Para termos um exemplo concreto da hegemonia do setor terciário, basta sentir na nossa região, a ausência de grupos economicamente fortes. Se retrocedermos à década de 50, podemos notar a presença de grupos de força econômica e política na região, que hoje se encontram economicamente esfacelada, por não terem tido condições de acompanhar as necessidades de uma política econômica condizente com as reais necessidades da região, preferindo adapta-se às migalhas da prestação de serviços, uma vez que isso hes assegurava pelo menos, a hegemonia política da cidade.

Notamos, ou melhor, sentimos na própria carne, uma certa falência de Mossoró, que igual a outras cidades nordestinas vem dia-a-dia se descapitalizando através da entrada do capital financeiro. Isso permite que sejam abertas as portas ao capital estrangeiro, com o intuito de enfraquecer a economia regional, tirando da classe dominante local o controle econômico e em contrapartida, fazendo reproduzir o capital aqui aplicado, em detrimento da classe antes monopolista.

Em Mossoró, é possível constatar a influência do capital financeiro, frente ao esfacelamento e à falência da sua própria economia. A cidade hoje, possui inúmeras agências bancarias (08) abrindo as portas para a penetração do capital nacional e internacional, antes centralizado nas regiões metrópoles. Com a chegada destes bancos, foram engendradas novas e eficientes formas de drenar os recursos regionais, para a região sudeste, permitindo que lá ocorra a concentração capitalista brasileira, sem mais fazer uso do centro regional. Ao se instalar, o banco possibilita novas formas de reprodução do capital e em um curto espaço de tempo, envolve a economia local no grande mercado nacional e internacional, sucessivamente.

Entradas extraídas.

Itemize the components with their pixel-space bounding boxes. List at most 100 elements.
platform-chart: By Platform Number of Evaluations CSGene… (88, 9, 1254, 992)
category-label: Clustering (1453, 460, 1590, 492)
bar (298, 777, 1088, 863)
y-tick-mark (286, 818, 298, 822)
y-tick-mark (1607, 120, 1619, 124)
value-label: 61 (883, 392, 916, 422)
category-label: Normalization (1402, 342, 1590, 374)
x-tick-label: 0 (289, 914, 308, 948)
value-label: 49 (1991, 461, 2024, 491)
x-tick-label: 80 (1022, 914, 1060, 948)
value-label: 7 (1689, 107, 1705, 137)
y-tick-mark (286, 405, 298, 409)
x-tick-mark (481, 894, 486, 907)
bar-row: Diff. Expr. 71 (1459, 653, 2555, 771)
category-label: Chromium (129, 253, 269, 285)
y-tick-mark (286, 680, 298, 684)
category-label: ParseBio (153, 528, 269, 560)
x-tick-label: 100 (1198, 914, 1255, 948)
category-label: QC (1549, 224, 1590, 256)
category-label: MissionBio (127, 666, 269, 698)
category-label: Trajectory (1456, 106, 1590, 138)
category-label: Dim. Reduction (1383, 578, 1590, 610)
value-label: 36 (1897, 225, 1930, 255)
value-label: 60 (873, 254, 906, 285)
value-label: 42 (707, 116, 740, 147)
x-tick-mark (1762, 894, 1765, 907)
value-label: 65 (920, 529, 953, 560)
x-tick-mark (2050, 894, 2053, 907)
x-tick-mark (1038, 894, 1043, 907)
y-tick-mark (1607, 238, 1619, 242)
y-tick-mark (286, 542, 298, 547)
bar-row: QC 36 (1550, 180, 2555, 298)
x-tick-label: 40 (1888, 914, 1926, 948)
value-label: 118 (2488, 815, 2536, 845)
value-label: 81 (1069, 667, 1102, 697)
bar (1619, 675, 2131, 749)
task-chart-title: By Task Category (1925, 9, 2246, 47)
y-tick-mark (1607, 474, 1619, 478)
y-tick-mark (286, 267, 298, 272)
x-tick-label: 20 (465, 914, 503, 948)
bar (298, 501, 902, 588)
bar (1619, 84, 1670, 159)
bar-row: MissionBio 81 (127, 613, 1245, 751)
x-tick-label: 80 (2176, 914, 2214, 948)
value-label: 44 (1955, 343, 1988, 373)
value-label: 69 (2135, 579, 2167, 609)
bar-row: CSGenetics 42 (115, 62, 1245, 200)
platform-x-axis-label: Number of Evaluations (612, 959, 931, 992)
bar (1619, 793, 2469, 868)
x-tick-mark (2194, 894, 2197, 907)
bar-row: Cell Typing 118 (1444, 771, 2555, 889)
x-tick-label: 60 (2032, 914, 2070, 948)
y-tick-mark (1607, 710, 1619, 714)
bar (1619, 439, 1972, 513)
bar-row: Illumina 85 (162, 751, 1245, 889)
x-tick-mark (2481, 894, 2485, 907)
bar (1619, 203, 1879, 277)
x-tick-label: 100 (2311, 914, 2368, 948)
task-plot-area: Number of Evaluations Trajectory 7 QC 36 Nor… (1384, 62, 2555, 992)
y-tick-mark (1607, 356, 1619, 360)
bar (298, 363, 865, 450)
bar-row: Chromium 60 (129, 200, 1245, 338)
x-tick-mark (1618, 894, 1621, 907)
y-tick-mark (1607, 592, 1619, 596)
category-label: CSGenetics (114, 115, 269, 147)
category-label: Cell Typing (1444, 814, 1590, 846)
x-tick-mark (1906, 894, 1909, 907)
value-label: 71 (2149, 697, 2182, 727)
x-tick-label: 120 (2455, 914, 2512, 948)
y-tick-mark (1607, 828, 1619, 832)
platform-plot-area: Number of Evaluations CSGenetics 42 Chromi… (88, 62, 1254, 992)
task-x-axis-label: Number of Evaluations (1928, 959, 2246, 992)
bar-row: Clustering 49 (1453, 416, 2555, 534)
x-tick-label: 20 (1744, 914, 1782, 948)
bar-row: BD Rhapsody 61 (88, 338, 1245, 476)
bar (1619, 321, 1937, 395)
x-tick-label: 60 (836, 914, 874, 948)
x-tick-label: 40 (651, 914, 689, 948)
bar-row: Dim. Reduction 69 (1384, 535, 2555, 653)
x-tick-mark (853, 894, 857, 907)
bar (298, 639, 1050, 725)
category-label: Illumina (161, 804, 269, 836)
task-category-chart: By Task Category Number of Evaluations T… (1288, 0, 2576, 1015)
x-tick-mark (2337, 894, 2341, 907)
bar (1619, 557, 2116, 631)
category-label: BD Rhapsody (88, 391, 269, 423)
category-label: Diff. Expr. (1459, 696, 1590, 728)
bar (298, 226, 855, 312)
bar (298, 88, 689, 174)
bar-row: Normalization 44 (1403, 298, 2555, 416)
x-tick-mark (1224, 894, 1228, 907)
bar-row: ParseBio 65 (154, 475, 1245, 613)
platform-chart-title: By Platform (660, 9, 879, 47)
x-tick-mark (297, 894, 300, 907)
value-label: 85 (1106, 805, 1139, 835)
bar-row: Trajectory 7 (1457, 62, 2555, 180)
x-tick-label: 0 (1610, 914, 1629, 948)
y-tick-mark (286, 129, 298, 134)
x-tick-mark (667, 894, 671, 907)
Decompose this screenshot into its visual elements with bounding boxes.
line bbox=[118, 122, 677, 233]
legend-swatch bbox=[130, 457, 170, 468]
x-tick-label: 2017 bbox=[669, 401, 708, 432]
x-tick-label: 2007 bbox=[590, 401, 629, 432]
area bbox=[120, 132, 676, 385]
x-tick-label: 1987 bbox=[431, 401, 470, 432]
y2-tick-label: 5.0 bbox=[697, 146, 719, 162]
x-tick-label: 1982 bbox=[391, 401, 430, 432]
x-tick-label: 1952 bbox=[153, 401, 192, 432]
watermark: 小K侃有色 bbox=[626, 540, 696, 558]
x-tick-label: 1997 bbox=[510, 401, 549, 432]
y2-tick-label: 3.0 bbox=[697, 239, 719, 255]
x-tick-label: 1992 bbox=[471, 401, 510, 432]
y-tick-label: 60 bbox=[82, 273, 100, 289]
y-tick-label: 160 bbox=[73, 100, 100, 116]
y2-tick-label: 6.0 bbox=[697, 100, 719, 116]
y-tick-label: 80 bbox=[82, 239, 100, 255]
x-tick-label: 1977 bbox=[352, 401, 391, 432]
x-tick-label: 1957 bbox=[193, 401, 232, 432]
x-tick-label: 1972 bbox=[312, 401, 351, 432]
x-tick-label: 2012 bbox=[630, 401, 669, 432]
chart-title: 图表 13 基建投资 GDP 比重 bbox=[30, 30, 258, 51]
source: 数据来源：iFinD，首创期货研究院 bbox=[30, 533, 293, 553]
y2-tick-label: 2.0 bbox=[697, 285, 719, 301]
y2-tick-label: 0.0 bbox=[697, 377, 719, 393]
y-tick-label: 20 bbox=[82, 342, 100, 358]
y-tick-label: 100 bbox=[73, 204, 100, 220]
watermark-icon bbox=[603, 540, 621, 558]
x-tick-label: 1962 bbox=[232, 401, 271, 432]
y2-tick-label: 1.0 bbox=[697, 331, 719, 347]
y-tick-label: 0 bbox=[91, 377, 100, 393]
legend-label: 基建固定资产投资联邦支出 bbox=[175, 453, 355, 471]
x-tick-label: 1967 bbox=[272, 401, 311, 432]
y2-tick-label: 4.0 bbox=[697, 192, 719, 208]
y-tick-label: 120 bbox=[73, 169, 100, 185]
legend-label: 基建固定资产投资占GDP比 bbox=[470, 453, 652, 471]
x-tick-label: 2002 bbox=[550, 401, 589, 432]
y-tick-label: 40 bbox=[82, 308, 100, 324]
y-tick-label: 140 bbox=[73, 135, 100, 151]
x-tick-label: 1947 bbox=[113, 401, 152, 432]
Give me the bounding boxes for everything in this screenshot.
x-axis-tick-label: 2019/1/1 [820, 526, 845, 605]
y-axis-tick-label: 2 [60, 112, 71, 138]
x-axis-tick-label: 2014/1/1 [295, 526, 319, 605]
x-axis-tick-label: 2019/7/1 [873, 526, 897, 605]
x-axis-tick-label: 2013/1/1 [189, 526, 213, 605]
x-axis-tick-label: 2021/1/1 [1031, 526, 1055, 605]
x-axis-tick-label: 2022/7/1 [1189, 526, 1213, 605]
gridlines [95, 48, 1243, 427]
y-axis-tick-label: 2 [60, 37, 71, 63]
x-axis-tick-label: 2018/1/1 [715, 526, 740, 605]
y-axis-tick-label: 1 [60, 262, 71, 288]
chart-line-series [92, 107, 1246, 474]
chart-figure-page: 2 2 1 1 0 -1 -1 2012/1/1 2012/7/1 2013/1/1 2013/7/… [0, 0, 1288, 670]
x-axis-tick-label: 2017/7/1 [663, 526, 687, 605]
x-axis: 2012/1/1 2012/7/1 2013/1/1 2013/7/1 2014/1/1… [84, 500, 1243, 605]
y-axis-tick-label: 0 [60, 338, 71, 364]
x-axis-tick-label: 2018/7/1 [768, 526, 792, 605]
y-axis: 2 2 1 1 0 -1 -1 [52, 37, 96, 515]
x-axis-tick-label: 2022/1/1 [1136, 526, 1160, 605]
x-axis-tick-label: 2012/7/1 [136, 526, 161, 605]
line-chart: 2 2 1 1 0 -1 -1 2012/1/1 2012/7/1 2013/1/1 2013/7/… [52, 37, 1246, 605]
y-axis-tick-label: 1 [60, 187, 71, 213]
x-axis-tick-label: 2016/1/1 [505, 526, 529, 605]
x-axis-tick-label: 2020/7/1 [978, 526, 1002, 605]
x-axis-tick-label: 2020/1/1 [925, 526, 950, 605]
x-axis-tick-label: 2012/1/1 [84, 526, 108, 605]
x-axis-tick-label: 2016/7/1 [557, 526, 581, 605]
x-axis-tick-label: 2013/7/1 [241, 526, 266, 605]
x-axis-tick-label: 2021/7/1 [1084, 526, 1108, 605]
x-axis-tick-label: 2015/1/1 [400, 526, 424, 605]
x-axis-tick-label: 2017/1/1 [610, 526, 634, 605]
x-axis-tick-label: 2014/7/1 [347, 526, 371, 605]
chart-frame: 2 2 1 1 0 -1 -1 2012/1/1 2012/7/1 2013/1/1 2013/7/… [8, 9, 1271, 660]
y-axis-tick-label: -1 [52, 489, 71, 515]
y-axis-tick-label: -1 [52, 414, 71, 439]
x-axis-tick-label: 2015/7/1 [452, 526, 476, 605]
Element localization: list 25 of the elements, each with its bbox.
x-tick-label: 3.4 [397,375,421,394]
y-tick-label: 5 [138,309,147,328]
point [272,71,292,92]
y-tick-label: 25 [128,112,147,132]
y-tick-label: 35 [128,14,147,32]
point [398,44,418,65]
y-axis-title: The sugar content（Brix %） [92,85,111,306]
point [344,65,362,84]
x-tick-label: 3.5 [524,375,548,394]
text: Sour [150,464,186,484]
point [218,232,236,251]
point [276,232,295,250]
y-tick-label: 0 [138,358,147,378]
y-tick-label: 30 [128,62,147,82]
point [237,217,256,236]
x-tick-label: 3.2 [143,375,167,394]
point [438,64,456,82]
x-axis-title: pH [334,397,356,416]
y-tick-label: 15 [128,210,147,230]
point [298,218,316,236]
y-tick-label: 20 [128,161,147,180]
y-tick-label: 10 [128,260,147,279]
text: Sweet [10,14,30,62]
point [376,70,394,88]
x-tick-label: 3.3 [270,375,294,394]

Tarefas.
- a) Copie o trecho sobre a economia de Mossoró, começando em "Para termos um" e terminando em "política da cidade.".
- b) Segundo o trecho sobre a economia de Mossoró, para qual região os bancos drenam os recursos regionais?

Respostas por tarefa.
- a)
Para termos um exemplo concreto da hegemonia do setor terciário, basta sentir na nossa região, a ausência de grupos economicamente fortes. Se retrocedermos à década de 50, podemos notar a presença de grupos de força econômica e política na região, que hoje se encontram economicamente esfacelada, por não terem tido condições de acompanhar as necessidades de uma política econômica condizente com as reais necessidades da região, preferindo adapta-se às migalhas da prestação de serviços, uma vez que isso hes assegurava pelo menos, a hegemonia política da cidade.

- b) Para a região sudeste.